_Data to process:_
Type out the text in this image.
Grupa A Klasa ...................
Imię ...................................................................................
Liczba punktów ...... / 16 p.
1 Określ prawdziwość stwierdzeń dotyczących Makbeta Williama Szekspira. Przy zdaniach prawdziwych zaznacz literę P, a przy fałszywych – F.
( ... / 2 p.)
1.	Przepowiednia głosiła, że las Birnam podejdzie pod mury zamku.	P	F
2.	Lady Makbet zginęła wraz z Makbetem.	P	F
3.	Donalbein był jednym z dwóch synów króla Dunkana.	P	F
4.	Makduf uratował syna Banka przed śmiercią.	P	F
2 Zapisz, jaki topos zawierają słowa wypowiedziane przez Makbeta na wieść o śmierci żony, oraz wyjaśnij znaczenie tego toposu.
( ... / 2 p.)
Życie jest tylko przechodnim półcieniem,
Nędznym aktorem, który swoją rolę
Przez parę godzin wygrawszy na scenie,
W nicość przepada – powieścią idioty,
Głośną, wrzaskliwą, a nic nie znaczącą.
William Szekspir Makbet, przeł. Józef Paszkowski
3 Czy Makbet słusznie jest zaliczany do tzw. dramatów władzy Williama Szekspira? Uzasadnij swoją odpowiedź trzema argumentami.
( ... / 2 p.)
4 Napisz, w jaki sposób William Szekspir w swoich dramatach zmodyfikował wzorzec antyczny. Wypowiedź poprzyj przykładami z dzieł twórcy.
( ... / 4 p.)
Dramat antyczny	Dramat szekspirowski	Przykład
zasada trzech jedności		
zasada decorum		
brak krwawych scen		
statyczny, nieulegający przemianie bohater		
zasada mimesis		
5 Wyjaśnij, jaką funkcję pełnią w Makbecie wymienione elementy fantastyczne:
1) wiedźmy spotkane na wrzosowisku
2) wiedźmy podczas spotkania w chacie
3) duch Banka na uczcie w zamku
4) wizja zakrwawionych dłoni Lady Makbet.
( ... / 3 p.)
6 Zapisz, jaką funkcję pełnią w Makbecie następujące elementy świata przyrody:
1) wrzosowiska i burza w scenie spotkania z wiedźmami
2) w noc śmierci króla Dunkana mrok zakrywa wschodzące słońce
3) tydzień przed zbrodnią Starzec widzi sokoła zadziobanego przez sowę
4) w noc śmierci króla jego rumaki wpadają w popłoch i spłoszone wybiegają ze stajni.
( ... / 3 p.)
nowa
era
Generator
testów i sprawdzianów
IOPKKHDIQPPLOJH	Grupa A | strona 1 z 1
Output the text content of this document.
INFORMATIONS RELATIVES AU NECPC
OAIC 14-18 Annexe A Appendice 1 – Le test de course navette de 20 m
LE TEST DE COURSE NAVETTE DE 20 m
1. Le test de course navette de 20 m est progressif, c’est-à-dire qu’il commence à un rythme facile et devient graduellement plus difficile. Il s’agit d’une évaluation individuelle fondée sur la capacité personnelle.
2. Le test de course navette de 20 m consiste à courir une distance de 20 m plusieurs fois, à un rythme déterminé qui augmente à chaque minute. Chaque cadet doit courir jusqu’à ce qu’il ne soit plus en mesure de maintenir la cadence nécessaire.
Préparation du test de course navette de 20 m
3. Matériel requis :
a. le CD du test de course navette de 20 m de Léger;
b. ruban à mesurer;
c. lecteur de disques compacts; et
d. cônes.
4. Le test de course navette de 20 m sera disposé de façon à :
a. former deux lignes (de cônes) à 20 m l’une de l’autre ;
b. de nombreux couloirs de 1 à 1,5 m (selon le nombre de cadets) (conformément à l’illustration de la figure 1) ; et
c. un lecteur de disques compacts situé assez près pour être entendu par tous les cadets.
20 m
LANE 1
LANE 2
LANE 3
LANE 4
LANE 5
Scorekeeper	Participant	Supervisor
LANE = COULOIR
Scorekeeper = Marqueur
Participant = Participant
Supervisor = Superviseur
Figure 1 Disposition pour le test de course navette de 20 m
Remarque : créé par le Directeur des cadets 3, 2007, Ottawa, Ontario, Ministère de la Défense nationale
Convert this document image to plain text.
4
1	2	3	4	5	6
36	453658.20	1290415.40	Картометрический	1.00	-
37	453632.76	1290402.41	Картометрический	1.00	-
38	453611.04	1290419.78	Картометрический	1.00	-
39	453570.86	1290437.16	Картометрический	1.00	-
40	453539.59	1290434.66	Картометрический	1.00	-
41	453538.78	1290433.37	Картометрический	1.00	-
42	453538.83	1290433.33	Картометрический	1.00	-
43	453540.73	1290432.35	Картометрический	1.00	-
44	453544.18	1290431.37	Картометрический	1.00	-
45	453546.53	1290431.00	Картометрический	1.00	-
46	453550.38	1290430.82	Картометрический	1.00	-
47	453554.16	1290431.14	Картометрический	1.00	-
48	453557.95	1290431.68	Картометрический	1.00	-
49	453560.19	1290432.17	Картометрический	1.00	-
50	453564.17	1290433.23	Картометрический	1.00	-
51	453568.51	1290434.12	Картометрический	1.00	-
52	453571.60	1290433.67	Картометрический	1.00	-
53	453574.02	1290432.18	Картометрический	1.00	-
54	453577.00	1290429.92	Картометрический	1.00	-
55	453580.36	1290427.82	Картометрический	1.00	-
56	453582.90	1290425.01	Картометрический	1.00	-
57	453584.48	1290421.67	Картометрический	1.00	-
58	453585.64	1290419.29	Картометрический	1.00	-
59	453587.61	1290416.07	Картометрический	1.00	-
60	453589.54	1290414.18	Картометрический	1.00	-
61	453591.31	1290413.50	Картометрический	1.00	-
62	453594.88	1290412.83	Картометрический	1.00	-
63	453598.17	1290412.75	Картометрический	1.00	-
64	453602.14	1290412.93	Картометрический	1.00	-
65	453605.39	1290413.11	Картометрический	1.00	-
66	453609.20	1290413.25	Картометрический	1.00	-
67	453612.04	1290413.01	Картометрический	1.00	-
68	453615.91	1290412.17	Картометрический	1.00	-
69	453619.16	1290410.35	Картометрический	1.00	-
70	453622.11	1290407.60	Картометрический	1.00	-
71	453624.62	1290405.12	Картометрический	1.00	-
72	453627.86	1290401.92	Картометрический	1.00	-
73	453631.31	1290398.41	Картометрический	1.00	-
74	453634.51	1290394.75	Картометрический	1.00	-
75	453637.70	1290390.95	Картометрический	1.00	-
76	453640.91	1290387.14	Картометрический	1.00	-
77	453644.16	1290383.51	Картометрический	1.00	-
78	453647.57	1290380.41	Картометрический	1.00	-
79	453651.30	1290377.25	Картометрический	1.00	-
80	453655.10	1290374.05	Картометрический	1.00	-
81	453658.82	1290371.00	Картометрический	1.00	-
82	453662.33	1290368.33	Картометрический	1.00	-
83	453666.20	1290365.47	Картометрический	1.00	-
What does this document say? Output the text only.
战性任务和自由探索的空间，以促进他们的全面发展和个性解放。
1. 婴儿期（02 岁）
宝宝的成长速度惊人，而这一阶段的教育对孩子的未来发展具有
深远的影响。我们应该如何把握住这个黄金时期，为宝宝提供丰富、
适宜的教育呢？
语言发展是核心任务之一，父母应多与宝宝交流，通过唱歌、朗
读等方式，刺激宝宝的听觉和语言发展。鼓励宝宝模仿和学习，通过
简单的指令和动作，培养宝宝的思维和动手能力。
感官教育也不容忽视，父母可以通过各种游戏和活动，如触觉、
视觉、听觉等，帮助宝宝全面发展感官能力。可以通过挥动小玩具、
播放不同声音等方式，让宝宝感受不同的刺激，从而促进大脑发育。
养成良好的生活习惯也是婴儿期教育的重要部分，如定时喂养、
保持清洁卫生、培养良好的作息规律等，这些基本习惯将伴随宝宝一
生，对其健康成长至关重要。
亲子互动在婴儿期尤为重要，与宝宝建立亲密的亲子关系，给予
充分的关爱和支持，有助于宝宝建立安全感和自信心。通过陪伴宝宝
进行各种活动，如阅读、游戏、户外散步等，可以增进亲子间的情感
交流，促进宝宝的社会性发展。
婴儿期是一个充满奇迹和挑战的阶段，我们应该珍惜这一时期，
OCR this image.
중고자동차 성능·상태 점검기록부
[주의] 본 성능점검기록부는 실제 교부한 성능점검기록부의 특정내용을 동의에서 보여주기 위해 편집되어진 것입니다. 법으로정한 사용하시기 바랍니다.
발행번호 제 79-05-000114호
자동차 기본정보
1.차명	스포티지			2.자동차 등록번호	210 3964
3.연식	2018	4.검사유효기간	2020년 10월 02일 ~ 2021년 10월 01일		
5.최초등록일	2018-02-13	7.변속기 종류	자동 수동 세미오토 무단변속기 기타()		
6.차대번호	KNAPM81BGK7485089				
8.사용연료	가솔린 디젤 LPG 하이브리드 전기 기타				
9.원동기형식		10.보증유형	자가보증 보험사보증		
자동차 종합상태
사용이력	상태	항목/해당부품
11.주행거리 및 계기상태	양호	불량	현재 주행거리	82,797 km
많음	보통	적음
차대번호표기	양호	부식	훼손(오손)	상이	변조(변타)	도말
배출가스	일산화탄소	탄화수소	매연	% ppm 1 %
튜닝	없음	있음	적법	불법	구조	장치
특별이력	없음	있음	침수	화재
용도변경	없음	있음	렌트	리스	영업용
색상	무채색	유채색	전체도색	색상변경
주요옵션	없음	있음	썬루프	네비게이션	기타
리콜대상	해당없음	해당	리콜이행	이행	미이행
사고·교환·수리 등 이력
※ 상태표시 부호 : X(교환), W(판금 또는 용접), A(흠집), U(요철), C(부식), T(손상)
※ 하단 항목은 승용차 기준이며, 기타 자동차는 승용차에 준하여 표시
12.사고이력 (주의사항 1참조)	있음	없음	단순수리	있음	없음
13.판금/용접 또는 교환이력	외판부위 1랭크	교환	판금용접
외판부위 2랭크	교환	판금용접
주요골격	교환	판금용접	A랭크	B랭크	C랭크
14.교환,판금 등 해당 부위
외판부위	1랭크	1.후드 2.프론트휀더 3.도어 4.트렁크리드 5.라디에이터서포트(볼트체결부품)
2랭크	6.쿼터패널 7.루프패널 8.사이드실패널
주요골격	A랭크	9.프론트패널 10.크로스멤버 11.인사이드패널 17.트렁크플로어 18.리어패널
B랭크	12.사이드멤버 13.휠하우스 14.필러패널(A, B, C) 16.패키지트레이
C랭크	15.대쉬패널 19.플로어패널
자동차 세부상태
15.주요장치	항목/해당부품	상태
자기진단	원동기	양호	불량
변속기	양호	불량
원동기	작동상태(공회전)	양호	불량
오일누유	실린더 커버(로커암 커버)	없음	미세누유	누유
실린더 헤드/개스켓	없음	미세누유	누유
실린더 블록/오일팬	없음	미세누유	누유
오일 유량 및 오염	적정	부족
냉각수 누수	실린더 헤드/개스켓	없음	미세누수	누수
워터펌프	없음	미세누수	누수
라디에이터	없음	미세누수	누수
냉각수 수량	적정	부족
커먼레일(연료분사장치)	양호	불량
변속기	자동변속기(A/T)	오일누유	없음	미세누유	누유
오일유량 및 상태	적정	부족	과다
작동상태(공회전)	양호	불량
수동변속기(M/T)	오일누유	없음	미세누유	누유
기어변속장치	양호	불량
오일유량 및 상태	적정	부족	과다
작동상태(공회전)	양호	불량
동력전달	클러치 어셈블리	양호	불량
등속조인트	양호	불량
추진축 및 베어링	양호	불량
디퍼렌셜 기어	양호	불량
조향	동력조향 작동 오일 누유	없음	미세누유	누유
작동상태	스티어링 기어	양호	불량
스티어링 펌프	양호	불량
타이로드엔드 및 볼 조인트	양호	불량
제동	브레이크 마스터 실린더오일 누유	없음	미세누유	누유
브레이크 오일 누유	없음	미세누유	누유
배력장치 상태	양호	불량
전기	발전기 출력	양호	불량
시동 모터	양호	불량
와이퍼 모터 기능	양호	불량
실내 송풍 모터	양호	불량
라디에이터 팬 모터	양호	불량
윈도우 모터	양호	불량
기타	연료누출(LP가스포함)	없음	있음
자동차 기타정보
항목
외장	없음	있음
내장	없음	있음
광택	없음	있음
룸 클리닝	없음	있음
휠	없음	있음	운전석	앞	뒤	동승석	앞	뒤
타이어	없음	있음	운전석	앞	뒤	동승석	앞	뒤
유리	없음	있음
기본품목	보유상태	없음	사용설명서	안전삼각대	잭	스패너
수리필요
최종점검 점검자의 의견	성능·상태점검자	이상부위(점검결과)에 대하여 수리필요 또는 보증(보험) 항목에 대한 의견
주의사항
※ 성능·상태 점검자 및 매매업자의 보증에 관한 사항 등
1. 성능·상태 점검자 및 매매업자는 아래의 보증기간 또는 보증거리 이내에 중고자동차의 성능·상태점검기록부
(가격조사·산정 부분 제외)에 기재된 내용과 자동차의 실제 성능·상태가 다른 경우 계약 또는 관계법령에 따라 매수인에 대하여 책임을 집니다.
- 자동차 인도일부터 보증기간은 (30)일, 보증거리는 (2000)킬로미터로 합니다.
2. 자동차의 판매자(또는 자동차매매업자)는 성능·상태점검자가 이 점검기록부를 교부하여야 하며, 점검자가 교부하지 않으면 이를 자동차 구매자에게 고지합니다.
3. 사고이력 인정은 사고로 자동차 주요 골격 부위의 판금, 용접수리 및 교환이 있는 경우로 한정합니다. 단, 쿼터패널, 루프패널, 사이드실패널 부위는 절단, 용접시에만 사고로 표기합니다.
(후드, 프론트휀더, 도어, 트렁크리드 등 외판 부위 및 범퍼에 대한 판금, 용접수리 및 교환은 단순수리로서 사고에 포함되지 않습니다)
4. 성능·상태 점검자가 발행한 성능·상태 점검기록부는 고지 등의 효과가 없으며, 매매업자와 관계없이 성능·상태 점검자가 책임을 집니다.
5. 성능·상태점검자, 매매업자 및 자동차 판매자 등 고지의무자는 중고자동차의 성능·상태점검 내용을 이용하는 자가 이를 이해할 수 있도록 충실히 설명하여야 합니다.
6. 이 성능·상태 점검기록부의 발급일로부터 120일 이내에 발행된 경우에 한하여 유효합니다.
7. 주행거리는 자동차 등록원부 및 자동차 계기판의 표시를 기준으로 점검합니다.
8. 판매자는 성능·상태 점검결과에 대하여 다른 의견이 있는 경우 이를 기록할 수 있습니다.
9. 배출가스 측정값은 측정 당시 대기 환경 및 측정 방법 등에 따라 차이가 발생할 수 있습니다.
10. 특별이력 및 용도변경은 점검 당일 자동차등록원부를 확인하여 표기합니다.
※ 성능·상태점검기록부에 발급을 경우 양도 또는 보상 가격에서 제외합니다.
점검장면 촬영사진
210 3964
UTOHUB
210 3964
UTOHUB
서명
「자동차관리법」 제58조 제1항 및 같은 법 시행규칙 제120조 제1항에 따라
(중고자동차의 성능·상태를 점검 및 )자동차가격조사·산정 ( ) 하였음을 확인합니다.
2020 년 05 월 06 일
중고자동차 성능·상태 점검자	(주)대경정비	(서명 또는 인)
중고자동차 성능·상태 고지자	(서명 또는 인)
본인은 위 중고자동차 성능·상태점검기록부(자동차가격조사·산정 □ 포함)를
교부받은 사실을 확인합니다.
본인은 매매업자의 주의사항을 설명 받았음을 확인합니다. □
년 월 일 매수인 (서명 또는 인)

_Short task:_ Identify the lines of the data that contain the word "funkcję". Copy each of them.

_Expected answer:_
5 Wyjaśnij, jaką funkcję pełnią w Makbecie wymienione elementy fantastyczne:
6 Zapisz, jaką funkcję pełnią w Makbecie następujące elementy świata przyrody:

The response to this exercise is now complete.